Information given:
★ ★ ★ ★

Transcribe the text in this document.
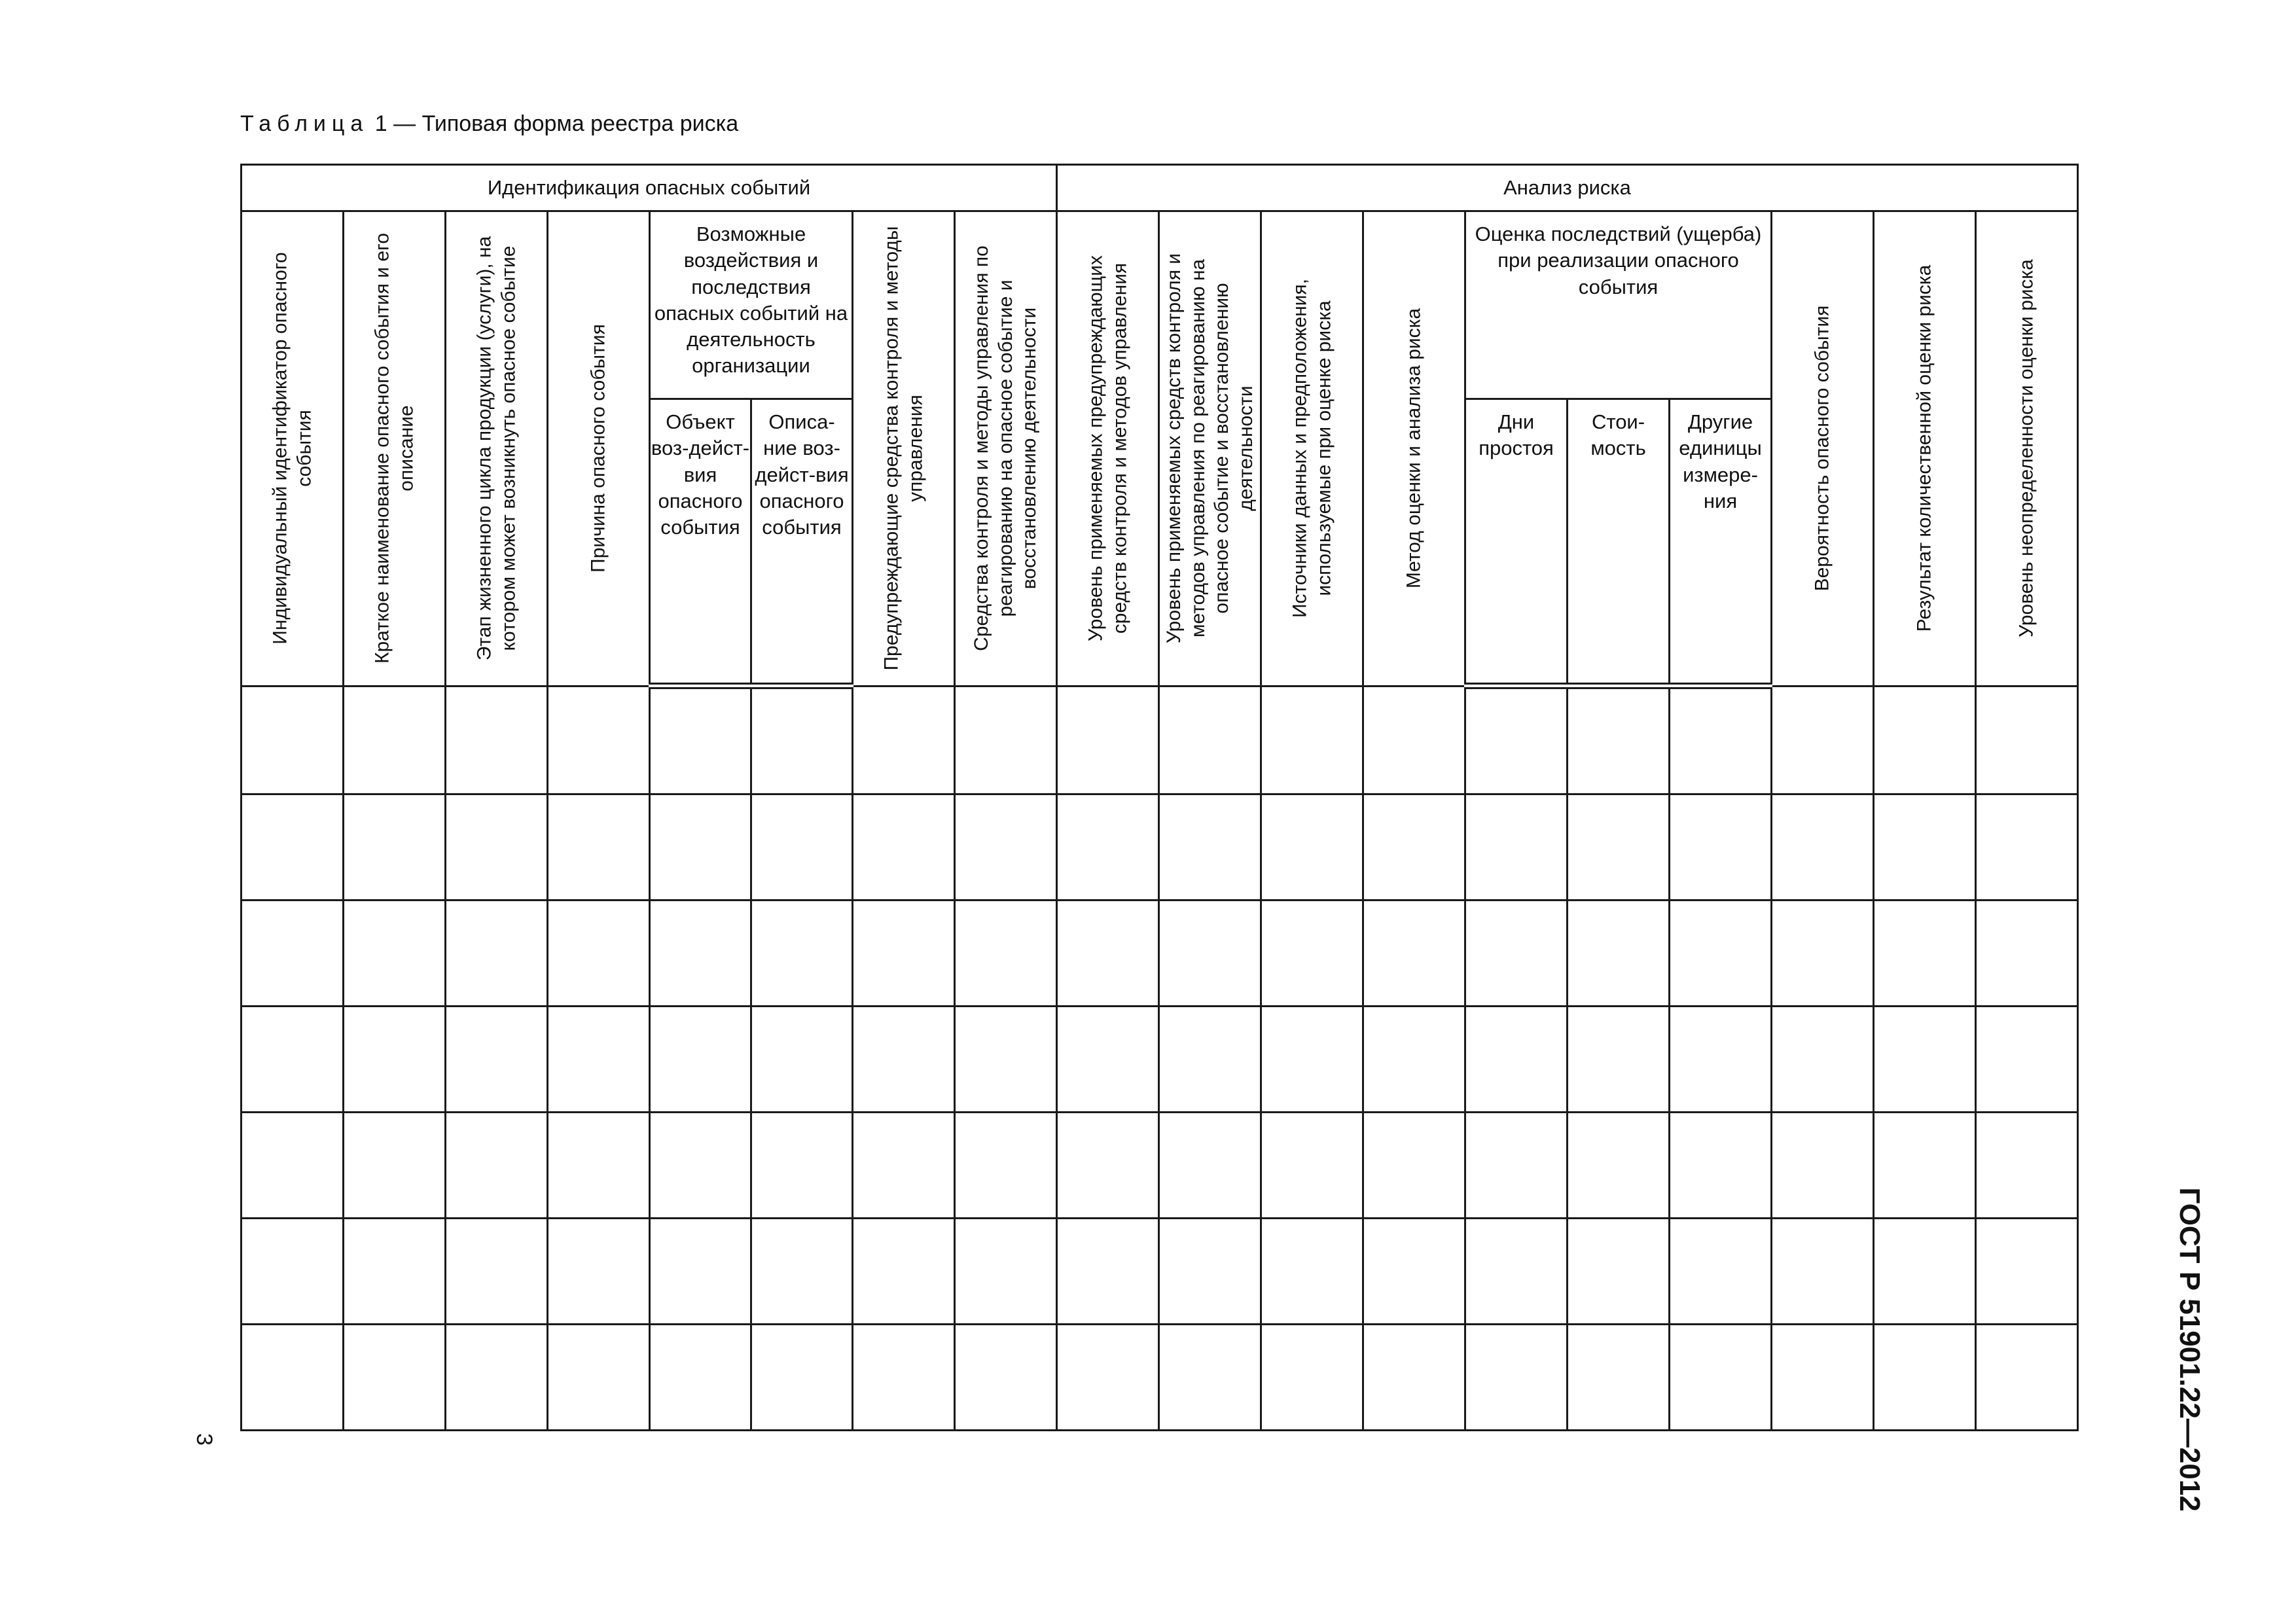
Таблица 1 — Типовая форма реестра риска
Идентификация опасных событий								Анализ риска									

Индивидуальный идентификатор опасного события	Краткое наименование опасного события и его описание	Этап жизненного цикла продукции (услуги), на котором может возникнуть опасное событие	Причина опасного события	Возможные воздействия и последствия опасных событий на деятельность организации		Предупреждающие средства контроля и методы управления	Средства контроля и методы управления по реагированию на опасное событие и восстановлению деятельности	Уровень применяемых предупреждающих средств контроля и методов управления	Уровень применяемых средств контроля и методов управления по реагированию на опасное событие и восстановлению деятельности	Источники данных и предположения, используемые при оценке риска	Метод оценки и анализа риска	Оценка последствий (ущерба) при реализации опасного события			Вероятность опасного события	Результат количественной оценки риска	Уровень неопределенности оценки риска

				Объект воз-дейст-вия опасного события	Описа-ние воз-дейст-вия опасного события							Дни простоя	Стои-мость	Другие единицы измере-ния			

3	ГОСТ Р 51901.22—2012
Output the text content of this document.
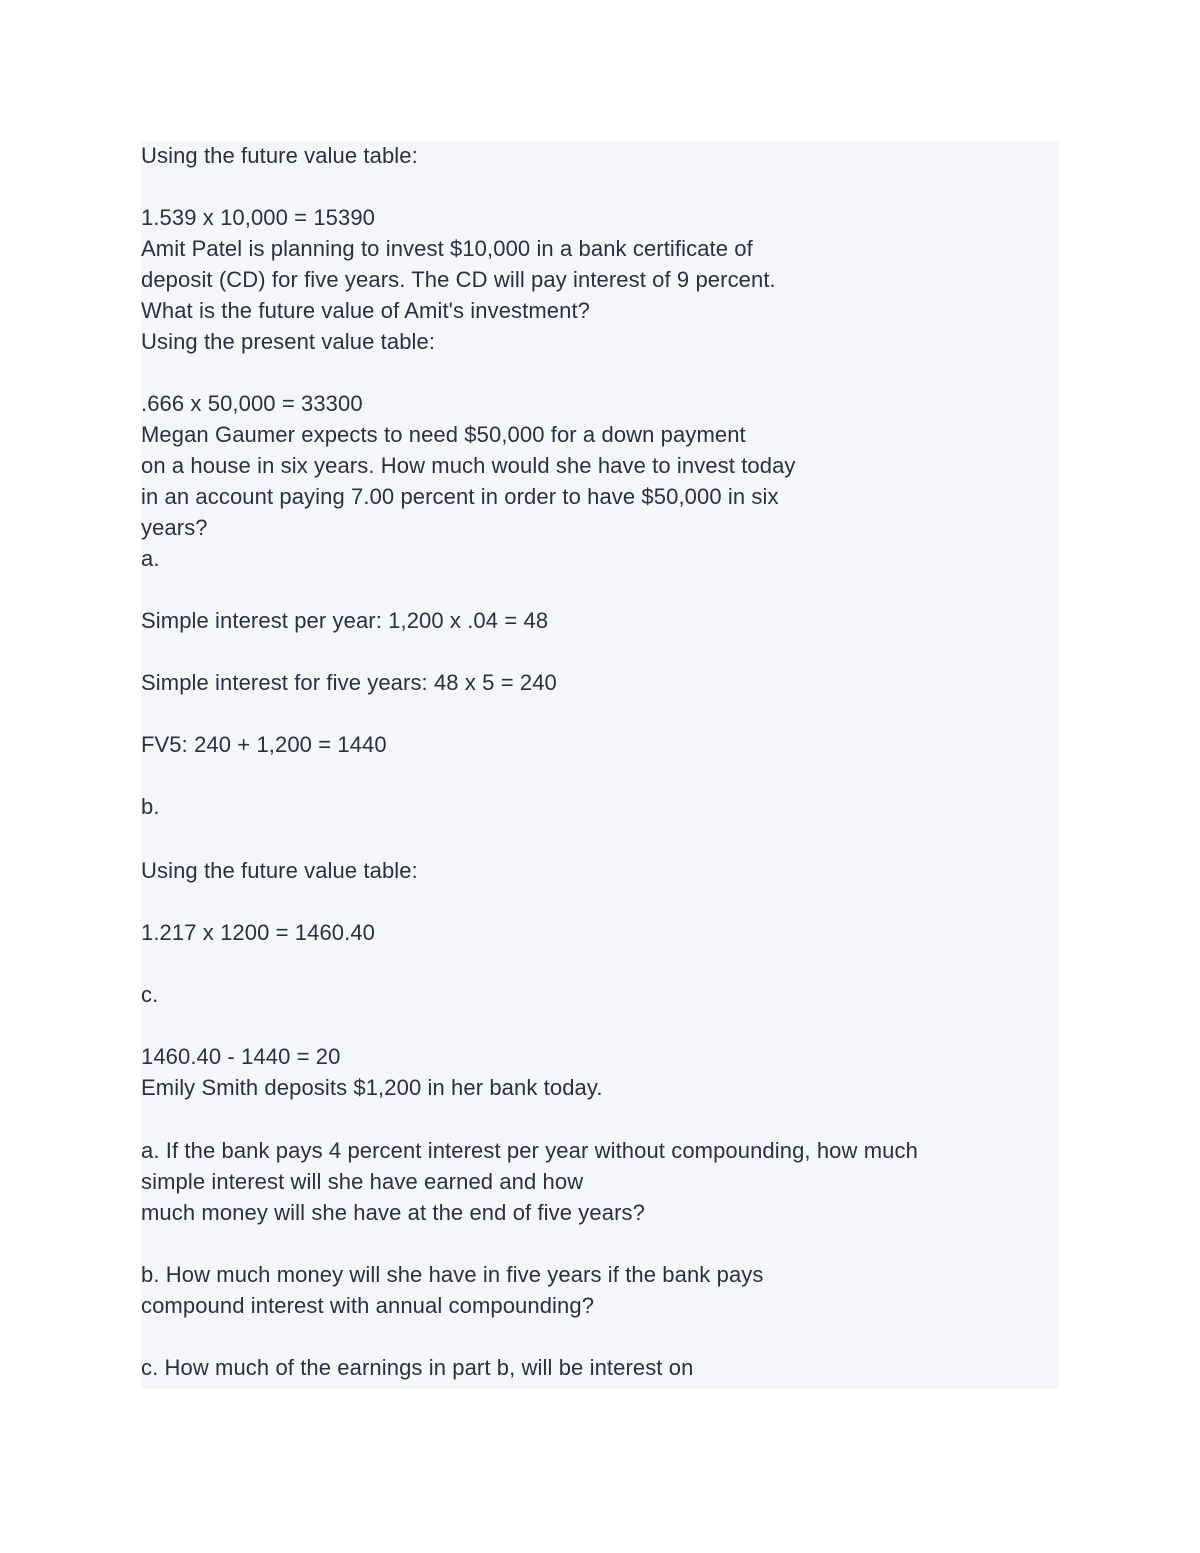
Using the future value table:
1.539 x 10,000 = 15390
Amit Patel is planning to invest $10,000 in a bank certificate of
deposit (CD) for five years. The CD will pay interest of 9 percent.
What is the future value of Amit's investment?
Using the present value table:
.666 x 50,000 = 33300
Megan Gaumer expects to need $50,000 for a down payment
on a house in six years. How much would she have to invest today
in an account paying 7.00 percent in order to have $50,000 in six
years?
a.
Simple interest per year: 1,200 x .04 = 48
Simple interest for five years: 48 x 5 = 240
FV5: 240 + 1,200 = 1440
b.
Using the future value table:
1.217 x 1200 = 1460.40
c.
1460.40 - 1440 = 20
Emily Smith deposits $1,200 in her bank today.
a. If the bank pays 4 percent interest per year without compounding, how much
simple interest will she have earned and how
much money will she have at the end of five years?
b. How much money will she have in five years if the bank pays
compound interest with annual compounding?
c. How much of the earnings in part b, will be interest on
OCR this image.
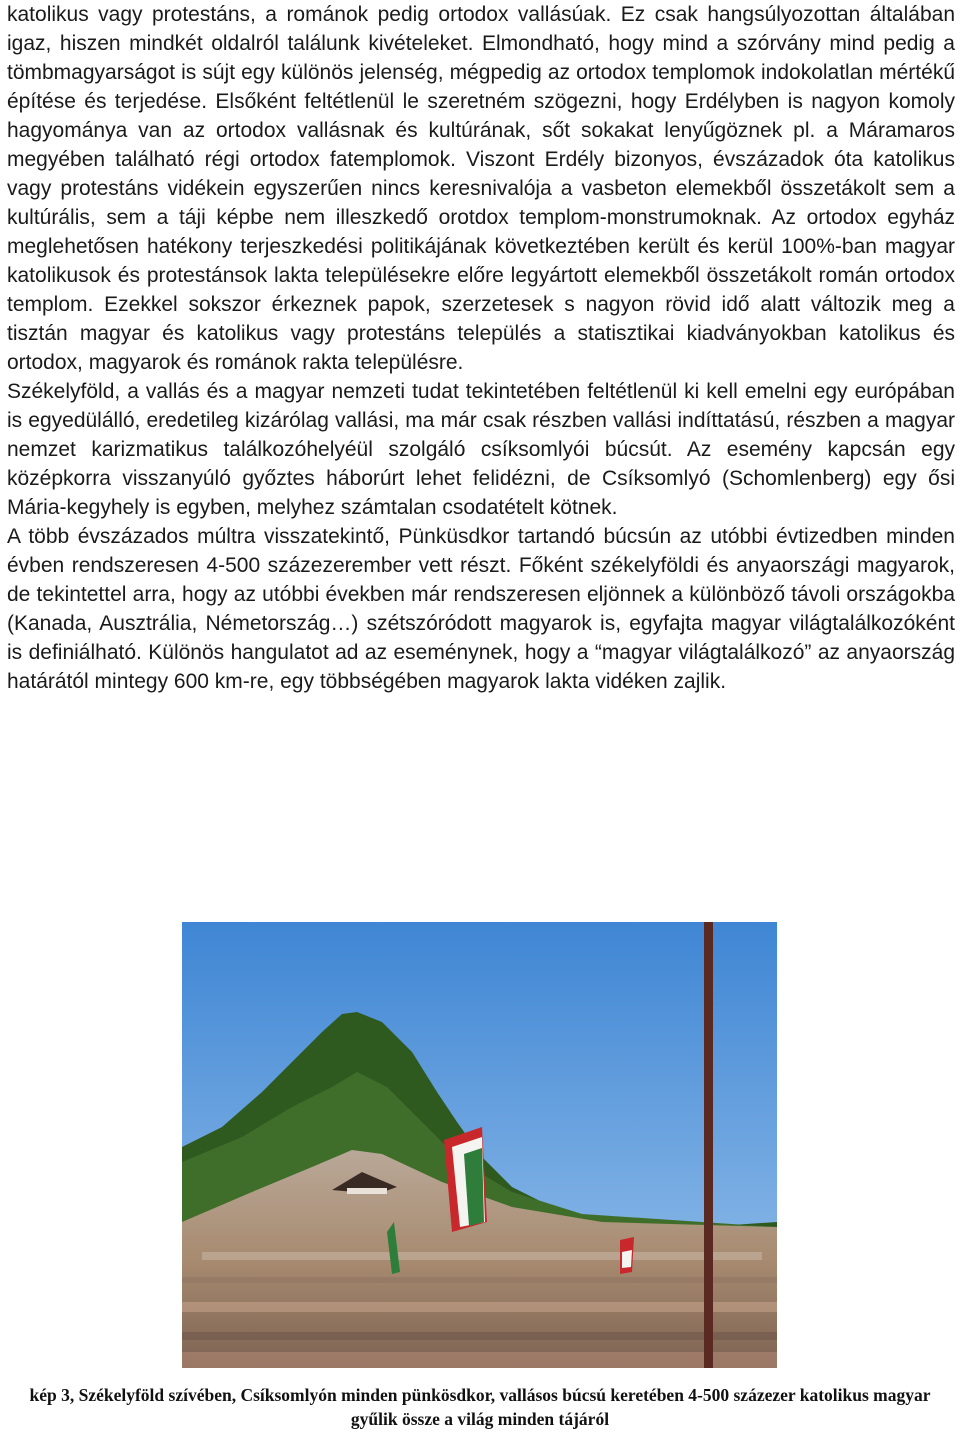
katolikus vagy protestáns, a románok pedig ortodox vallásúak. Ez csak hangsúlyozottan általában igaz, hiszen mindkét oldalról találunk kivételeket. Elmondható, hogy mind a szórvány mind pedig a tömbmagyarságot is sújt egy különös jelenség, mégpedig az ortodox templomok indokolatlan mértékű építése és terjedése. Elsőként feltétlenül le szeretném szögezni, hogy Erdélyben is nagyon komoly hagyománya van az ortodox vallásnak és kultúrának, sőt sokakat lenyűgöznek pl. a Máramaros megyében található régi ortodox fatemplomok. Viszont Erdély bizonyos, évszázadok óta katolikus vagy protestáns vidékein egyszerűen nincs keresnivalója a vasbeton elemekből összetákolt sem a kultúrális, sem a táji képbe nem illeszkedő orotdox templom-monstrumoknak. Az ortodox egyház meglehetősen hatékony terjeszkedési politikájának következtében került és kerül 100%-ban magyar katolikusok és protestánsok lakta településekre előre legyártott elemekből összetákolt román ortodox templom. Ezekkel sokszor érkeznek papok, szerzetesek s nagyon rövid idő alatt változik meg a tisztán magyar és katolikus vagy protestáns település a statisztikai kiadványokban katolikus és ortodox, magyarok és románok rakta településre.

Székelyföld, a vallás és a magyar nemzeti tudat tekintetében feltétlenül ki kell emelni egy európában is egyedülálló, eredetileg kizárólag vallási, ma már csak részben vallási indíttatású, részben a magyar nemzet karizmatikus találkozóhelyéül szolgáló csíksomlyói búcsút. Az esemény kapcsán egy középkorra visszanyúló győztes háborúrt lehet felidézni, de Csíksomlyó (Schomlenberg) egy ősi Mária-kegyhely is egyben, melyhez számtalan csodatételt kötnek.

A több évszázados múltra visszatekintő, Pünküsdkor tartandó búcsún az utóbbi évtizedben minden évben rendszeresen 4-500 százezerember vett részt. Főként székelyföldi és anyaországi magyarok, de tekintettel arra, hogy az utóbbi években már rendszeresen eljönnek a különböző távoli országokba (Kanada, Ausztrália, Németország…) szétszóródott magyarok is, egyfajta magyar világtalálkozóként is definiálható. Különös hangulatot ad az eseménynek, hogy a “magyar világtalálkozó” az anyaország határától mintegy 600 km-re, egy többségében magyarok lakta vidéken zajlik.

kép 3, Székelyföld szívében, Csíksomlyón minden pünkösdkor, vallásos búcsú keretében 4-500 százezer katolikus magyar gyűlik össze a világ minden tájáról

★ ★ ★ ★

With the pictures omitted, reproduce the records in full and exactly.

Transcribe the text in this document.
Таблица 1 — Типовая форма реестра риска
Идентификация опасных событий								Анализ риска									

Индивидуальный идентификатор опасного события	Краткое наименование опасного события и его описание	Этап жизненного цикла продукции (услуги), на котором может возникнуть опасное событие	Причина опасного события	Возможные воздействия и последствия опасных событий на деятельность организации		Предупреждающие средства контроля и методы управления	Средства контроля и методы управления по реагированию на опасное событие и восстановлению деятельности	Уровень применяемых предупреждающих средств контроля и методов управления	Уровень применяемых средств контроля и методов управления по реагированию на опасное событие и восстановлению деятельности	Источники данных и предположения, используемые при оценке риска	Метод оценки и анализа риска	Оценка последствий (ущерба) при реализации опасного события			Вероятность опасного события	Результат количественной оценки риска	Уровень неопределенности оценки риска

				Объект воз-дейст-вия опасного события	Описа-ние воз-дейст-вия опасного события							Дни простоя	Стои-мость	Другие единицы измере-ния			

3	ГОСТ Р 51901.22—2012
Output the text content of this document.
Using the future value table:
1.539 x 10,000 = 15390
Amit Patel is planning to invest $10,000 in a bank certificate of
deposit (CD) for five years. The CD will pay interest of 9 percent.
What is the future value of Amit's investment?
Using the present value table:
.666 x 50,000 = 33300
Megan Gaumer expects to need $50,000 for a down payment
on a house in six years. How much would she have to invest today
in an account paying 7.00 percent in order to have $50,000 in six
years?
a.
Simple interest per year: 1,200 x .04 = 48
Simple interest for five years: 48 x 5 = 240
FV5: 240 + 1,200 = 1440
b.
Using the future value table:
1.217 x 1200 = 1460.40
c.
1460.40 - 1440 = 20
Emily Smith deposits $1,200 in her bank today.
a. If the bank pays 4 percent interest per year without compounding, how much
simple interest will she have earned and how
much money will she have at the end of five years?
b. How much money will she have in five years if the bank pays
compound interest with annual compounding?
c. How much of the earnings in part b, will be interest on
OCR this image.
katolikus vagy protestáns, a románok pedig ortodox vallásúak. Ez csak hangsúlyozottan általában igaz, hiszen mindkét oldalról találunk kivételeket. Elmondható, hogy mind a szórvány mind pedig a tömbmagyarságot is sújt egy különös jelenség, mégpedig az ortodox templomok indokolatlan mértékű építése és terjedése. Elsőként feltétlenül le szeretném szögezni, hogy Erdélyben is nagyon komoly hagyománya van az ortodox vallásnak és kultúrának, sőt sokakat lenyűgöznek pl. a Máramaros megyében található régi ortodox fatemplomok. Viszont Erdély bizonyos, évszázadok óta katolikus vagy protestáns vidékein egyszerűen nincs keresnivalója a vasbeton elemekből összetákolt sem a kultúrális, sem a táji képbe nem illeszkedő orotdox templom-monstrumoknak. Az ortodox egyház meglehetősen hatékony terjeszkedési politikájának következtében került és kerül 100%-ban magyar katolikusok és protestánsok lakta településekre előre legyártott elemekből összetákolt román ortodox templom. Ezekkel sokszor érkeznek papok, szerzetesek s nagyon rövid idő alatt változik meg a tisztán magyar és katolikus vagy protestáns település a statisztikai kiadványokban katolikus és ortodox, magyarok és románok rakta településre.

Székelyföld, a vallás és a magyar nemzeti tudat tekintetében feltétlenül ki kell emelni egy európában is egyedülálló, eredetileg kizárólag vallási, ma már csak részben vallási indíttatású, részben a magyar nemzet karizmatikus találkozóhelyéül szolgáló csíksomlyói búcsút. Az esemény kapcsán egy középkorra visszanyúló győztes háborúrt lehet felidézni, de Csíksomlyó (Schomlenberg) egy ősi Mária-kegyhely is egyben, melyhez számtalan csodatételt kötnek.

A több évszázados múltra visszatekintő, Pünküsdkor tartandó búcsún az utóbbi évtizedben minden évben rendszeresen 4-500 százezerember vett részt. Főként székelyföldi és anyaországi magyarok, de tekintettel arra, hogy az utóbbi években már rendszeresen eljönnek a különböző távoli országokba (Kanada, Ausztrália, Németország…) szétszóródott magyarok is, egyfajta magyar világtalálkozóként is definiálható. Különös hangulatot ad az eseménynek, hogy a “magyar világtalálkozó” az anyaország határától mintegy 600 km-re, egy többségében magyarok lakta vidéken zajlik.

kép 3, Székelyföld szívében, Csíksomlyón minden pünkösdkor, vallásos búcsú keretében 4-500 százezer katolikus magyar gyűlik össze a világ minden tájáról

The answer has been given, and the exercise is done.